TASK INSTRUCTIONS
From the listing below, select every line where the word "hacia" appears.

RECORDED DATA
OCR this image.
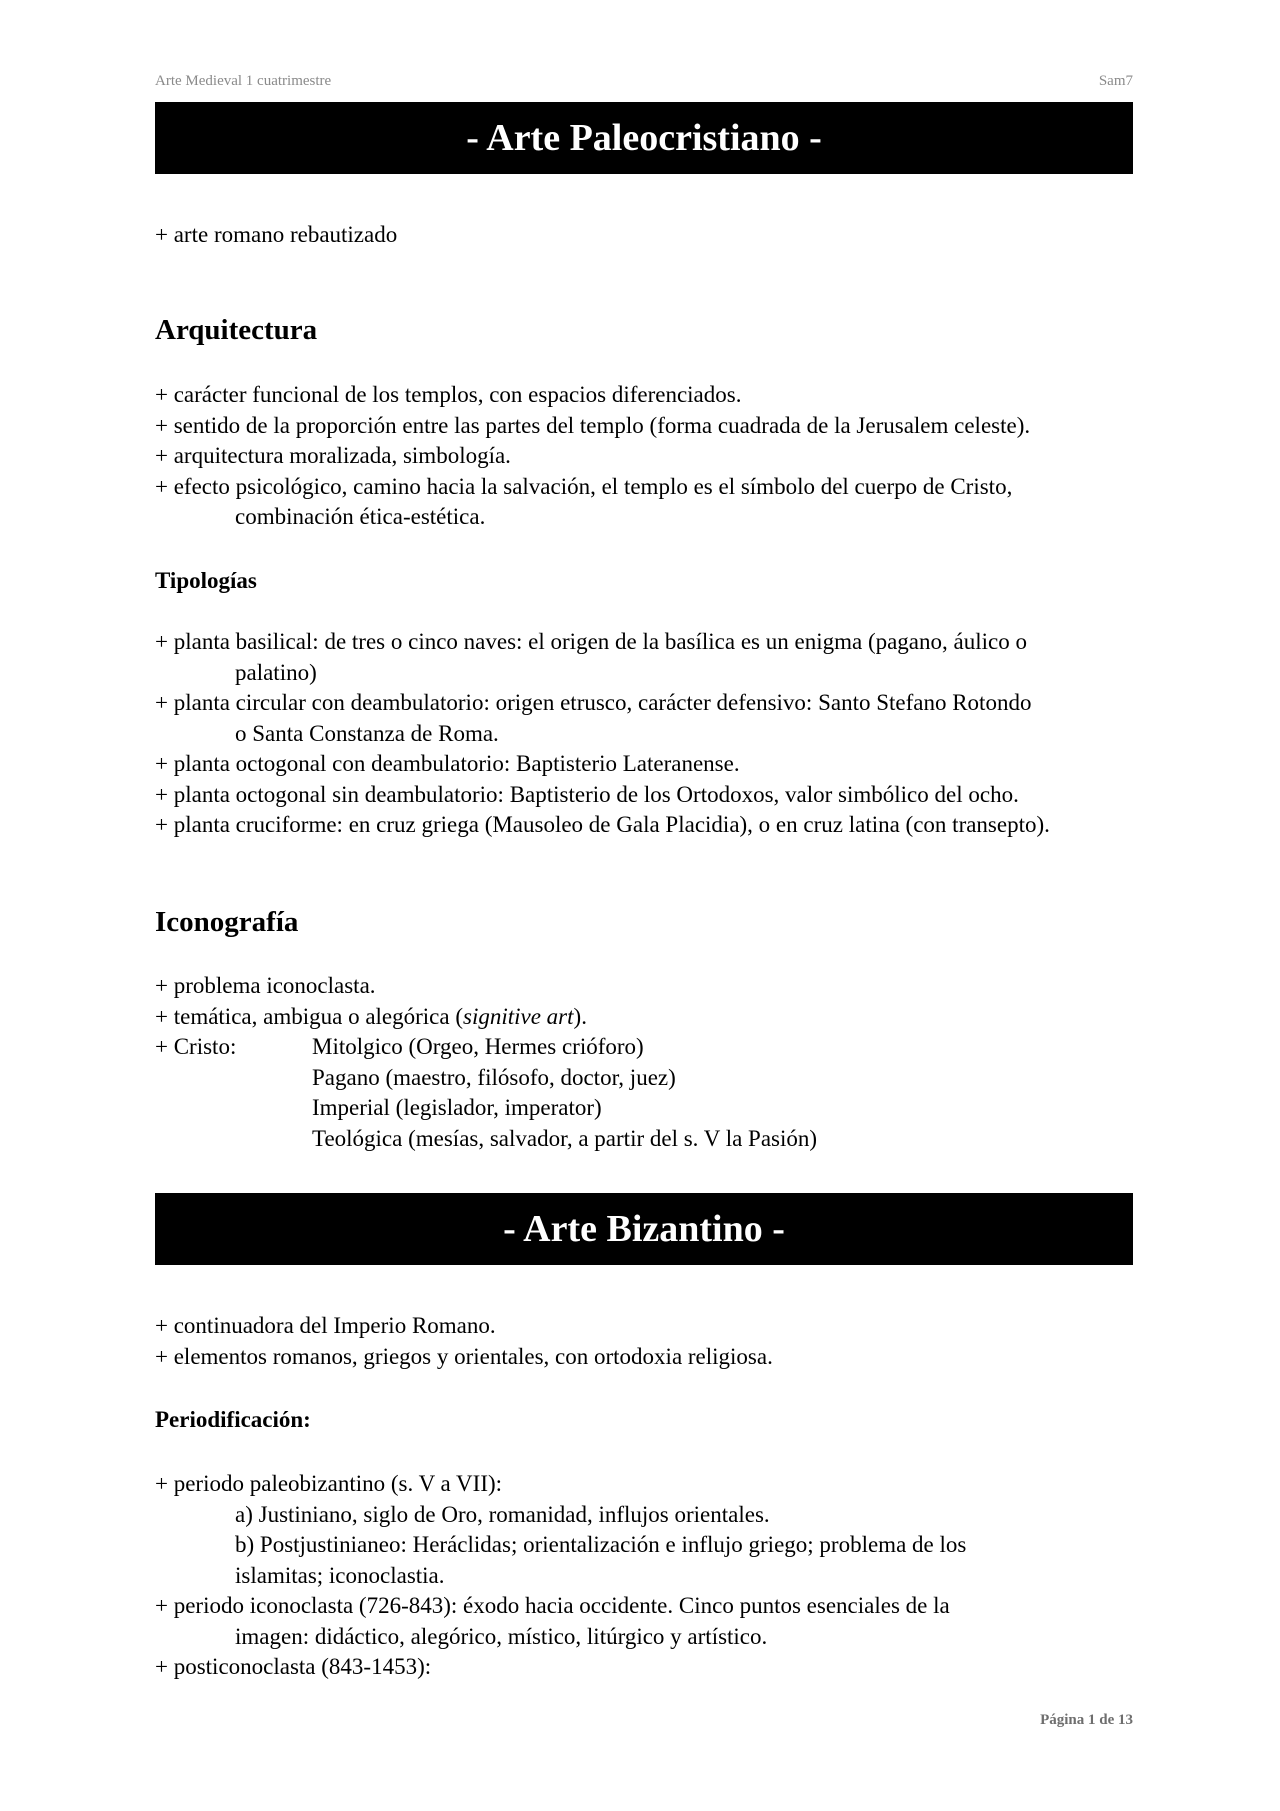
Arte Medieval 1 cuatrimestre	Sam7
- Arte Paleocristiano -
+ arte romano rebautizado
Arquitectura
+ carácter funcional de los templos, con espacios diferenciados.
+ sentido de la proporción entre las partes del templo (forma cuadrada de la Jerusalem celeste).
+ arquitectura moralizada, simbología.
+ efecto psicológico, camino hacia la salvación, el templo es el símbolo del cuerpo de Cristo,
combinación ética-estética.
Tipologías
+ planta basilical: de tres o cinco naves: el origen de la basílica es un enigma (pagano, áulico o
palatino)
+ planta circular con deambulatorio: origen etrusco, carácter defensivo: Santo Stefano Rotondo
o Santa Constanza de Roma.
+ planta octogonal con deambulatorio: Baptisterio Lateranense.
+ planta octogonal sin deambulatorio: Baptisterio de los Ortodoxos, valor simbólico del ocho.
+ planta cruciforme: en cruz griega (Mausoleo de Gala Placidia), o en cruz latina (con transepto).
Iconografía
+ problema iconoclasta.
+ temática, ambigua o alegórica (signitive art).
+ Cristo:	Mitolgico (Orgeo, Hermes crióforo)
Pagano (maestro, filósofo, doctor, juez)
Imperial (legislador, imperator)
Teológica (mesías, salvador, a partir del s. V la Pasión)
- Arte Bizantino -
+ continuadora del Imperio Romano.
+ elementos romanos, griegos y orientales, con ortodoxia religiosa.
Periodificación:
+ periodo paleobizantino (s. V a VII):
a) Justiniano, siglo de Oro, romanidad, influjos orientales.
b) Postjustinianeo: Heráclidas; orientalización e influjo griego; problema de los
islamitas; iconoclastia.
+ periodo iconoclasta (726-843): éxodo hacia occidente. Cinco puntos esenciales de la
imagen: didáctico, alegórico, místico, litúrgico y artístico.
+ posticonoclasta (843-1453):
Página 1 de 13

OUTPUT
+ efecto psicológico, camino hacia la salvación, el templo es el símbolo del cuerpo de Cristo,
+ periodo iconoclasta (726-843): éxodo hacia occidente. Cinco puntos esenciales de la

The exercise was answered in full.